**Problem to work on**
Pick out all lines with the word "Property" from the records that follow.

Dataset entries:
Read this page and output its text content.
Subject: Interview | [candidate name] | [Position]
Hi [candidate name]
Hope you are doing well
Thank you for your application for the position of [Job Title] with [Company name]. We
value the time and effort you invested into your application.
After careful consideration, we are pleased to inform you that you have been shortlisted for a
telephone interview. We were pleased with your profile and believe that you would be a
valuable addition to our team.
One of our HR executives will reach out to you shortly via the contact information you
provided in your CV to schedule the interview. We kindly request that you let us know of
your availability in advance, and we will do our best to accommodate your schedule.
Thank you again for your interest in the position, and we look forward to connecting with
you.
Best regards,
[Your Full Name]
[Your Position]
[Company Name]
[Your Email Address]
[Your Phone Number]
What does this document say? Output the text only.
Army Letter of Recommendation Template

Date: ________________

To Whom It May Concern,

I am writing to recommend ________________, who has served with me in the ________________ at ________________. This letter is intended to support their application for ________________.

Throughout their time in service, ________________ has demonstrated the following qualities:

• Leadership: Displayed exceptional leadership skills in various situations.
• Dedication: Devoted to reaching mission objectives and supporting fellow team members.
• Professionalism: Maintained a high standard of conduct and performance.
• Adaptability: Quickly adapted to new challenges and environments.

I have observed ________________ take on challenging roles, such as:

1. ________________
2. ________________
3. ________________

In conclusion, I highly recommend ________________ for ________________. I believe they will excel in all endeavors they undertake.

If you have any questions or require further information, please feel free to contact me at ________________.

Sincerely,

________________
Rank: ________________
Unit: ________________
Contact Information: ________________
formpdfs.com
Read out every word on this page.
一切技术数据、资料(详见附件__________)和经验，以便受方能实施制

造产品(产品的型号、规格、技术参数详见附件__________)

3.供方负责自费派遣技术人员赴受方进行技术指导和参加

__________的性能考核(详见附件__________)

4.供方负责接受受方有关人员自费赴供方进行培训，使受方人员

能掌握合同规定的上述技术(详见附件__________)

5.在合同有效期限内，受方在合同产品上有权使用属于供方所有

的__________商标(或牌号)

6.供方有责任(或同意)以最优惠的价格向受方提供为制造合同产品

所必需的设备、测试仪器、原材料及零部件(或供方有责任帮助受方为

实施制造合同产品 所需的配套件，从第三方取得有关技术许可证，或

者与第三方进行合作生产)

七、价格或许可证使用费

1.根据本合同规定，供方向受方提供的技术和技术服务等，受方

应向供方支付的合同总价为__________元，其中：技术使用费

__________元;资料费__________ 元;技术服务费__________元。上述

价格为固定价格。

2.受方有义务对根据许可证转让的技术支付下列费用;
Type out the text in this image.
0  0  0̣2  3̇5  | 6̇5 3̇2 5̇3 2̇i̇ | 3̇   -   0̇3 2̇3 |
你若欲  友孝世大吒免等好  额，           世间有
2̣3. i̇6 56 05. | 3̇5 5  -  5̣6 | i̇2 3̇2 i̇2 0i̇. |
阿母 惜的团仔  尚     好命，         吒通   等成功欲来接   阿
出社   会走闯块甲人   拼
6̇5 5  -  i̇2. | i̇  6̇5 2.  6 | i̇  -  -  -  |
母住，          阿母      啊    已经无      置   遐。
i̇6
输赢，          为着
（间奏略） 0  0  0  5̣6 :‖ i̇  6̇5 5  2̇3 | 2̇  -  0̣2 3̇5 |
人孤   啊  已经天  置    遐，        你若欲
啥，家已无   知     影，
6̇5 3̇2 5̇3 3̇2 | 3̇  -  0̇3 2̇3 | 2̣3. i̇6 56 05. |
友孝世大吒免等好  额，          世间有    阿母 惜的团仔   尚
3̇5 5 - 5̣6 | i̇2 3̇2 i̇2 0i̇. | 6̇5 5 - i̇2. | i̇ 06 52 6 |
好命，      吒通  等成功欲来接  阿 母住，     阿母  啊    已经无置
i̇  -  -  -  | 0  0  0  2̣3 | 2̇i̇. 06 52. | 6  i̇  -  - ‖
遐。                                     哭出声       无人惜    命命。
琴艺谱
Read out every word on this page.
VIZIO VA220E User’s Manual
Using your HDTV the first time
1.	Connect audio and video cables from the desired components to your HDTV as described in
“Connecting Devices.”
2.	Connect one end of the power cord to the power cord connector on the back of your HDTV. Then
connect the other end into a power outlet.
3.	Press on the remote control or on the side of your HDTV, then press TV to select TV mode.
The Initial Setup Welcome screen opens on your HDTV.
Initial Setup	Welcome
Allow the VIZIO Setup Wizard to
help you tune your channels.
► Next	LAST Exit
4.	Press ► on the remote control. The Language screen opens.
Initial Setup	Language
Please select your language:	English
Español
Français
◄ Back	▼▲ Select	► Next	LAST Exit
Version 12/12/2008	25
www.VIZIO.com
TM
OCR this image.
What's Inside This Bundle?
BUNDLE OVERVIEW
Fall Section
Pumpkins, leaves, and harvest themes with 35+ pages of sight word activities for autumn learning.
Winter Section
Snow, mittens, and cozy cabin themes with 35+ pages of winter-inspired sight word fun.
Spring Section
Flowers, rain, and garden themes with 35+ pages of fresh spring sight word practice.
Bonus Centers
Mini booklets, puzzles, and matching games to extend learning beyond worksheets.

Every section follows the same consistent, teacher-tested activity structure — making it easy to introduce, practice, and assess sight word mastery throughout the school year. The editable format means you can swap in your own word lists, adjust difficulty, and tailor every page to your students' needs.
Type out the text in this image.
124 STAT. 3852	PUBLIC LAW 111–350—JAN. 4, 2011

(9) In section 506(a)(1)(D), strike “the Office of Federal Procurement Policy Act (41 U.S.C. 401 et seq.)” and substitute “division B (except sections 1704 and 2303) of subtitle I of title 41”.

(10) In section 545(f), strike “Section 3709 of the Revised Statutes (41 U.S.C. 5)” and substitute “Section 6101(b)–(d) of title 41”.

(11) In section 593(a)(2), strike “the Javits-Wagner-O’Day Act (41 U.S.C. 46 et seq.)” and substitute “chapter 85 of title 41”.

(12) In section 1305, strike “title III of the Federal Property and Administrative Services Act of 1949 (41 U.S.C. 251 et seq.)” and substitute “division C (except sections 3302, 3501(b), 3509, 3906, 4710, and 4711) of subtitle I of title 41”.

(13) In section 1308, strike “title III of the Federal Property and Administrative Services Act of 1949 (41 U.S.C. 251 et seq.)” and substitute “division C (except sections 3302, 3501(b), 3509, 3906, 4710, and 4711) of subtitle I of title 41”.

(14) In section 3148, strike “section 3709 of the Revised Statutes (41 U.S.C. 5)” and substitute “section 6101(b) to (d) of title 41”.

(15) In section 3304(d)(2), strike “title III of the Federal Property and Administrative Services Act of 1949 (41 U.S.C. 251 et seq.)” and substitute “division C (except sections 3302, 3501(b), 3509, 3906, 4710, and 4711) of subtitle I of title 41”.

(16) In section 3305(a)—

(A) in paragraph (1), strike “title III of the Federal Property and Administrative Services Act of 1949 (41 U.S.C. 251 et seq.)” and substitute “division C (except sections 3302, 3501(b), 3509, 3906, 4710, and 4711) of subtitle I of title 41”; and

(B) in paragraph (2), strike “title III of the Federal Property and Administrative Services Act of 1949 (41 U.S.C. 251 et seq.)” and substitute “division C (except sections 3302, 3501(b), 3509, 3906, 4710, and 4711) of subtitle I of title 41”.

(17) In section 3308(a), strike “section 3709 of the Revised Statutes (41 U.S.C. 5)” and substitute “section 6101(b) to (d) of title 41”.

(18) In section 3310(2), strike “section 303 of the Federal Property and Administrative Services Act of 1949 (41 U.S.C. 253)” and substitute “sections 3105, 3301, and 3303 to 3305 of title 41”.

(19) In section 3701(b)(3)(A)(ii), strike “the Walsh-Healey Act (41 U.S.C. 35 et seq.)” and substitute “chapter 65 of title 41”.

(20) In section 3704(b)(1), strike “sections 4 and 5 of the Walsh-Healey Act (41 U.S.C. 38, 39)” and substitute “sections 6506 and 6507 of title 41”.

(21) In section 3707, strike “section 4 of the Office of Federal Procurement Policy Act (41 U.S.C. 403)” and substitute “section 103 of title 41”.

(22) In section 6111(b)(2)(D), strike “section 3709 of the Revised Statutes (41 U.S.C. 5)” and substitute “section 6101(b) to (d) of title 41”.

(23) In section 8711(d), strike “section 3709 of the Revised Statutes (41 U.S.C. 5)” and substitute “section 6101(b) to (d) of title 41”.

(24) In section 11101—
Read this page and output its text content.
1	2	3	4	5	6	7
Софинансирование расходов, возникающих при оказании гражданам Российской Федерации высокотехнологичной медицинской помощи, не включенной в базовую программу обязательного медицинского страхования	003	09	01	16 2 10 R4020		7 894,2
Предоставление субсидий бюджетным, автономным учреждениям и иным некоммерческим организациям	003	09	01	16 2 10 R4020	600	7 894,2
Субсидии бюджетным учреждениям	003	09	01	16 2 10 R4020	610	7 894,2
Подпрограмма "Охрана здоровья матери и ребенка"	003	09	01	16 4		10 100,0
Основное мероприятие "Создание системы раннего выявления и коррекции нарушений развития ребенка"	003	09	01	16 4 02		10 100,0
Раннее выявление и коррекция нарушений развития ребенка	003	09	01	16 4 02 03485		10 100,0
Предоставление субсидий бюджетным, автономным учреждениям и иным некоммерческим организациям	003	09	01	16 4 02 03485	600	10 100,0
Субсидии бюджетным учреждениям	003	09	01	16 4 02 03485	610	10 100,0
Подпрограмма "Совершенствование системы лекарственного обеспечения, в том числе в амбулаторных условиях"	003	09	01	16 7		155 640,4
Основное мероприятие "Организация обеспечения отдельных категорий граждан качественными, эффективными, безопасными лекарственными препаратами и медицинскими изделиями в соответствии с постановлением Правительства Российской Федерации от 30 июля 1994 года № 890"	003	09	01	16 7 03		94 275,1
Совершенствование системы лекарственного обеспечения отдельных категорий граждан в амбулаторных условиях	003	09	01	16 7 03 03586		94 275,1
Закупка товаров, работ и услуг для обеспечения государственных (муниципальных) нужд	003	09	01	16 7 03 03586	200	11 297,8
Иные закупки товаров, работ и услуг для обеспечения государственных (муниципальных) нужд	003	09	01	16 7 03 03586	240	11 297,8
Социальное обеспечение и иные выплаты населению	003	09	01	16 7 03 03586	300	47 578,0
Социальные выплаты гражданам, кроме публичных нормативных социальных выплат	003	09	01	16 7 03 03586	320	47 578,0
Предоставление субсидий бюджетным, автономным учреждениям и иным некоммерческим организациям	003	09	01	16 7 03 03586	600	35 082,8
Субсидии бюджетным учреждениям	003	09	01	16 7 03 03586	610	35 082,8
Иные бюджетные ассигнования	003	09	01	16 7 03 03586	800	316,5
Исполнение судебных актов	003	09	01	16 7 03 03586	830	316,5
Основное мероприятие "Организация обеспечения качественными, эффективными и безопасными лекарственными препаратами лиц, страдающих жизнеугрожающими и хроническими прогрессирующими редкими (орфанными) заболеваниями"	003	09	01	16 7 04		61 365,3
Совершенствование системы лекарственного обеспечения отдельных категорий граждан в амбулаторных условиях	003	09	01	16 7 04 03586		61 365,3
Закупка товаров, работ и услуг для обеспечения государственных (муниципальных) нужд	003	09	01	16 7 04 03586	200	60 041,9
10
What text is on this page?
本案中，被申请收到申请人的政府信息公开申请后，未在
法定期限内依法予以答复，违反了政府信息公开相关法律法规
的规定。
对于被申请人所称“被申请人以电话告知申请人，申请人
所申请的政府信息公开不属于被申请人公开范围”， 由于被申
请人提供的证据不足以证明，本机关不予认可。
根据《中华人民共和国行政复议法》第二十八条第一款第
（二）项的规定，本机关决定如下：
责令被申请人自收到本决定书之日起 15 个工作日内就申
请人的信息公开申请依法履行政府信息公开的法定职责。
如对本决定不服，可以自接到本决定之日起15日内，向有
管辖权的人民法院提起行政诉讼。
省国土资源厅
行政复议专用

**Complete answer**
(12) In section 1305, strike “title III of the Federal Property and Administrative Services Act of 1949 (41 U.S.C. 251 et seq.)” and substitute “division C (except sections 3302, 3501(b), 3509, 3906, 4710, and 4711) of subtitle I of title 41”.
(13) In section 1308, strike “title III of the Federal Property and Administrative Services Act of 1949 (41 U.S.C. 251 et seq.)” and substitute “division C (except sections 3302, 3501(b), 3509, 3906, 4710, and 4711) of subtitle I of title 41”.
(15) In section 3304(d)(2), strike “title III of the Federal Property and Administrative Services Act of 1949 (41 U.S.C. 251 et seq.)” and substitute “division C (except sections 3302, 3501(b), 3509, 3906, 4710, and 4711) of subtitle I of title 41”.
(A) in paragraph (1), strike “title III of the Federal Property and Administrative Services Act of 1949 (41 U.S.C. 251 et seq.)” and substitute “division C (except sections 3302, 3501(b), 3509, 3906, 4710, and 4711) of subtitle I of title 41”; and
(B) in paragraph (2), strike “title III of the Federal Property and Administrative Services Act of 1949 (41 U.S.C. 251 et seq.)” and substitute “division C (except sections 3302, 3501(b), 3509, 3906, 4710, and 4711) of subtitle I of title 41”.
(18) In section 3310(2), strike “section 303 of the Federal Property and Administrative Services Act of 1949 (41 U.S.C. 253)” and substitute “sections 3105, 3301, and 3303 to 3305 of title 41”.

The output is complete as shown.